◆ DOCUMENT PASSAGE
# Beachwood Park fishing report



## SevernaParkFishH (Mar 29, 2005)

I fished about an hour using minnows/shad darts along with minnows/wee willie combos and caught three yellow neds of about 9 inches around 4:00 - 5:00 Pm. Tide was out about far as I have seen it. Very little water to work in, but all was not lost. I seen another individual there that told in the morning when the tide was up and then moving out they had a ball catching yellow neds and pickeral. I seen several pickeral stir the surface, but I couldn't make them bite. Threw lots of shiny spinners and small spoons at them but no joy.


----------



## catman (May 28, 2001)

Nice going. I'm surprised you caught any with the tide that low. Sounds like it's the place to be during the moving high water. Is this the park on the Severn in Annapolis?


----------



## SevernaParkFishH (Mar 29, 2005)

It's near the headwaters of the Magothy River on Beachwood Park Rd right of Magothy Bridge Road. Lots of pickeral there when the tide is right. This area was donated to the county and patroled frequently by the DNR. During the spring perch runs it normally a nice place to fish.


----------



## catman (May 28, 2001)

Thanks SPFish, now I know where it is. You can't keep any YP out of the Mag. but I bet it's fun to fish during the run. This is one of the big complaints with the DNR wanting to open the Choptank and Nanticoke Rivers to commercial netters for Yellow Perch and we have a number of rivers where we can't keep any. Hope we can make our concerns known in Annapolis.

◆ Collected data
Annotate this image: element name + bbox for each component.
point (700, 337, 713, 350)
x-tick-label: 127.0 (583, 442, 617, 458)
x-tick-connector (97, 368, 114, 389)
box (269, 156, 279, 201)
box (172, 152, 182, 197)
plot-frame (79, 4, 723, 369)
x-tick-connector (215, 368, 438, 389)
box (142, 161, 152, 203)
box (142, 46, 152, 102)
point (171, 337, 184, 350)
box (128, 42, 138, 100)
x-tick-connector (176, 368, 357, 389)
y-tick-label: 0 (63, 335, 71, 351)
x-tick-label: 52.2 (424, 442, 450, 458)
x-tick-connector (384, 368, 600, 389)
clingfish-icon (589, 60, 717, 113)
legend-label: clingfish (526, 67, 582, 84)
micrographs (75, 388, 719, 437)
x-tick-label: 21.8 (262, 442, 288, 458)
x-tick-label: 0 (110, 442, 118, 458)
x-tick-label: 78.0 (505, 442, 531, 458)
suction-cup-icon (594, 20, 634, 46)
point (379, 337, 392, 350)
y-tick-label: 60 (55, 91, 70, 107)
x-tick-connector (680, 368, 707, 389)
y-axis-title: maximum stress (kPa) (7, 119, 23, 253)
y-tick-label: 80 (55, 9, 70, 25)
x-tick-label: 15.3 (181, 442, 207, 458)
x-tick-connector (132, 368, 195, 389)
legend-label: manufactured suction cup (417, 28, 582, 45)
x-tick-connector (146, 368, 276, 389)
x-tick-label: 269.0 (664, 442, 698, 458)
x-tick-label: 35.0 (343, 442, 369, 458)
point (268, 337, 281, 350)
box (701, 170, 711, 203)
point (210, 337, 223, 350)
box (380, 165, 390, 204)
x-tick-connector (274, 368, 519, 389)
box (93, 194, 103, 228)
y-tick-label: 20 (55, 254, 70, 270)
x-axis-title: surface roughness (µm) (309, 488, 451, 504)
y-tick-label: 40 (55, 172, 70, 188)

◆ AIM
In the Beachwood Park fishing report, translate the sentence "I'm surprised you caught any with the tide that low." into Spanish. You won't need these lines.

◆ EXERCISE RESPONSE
Me sorprende que hayas pescado alguno con la marea tan baja.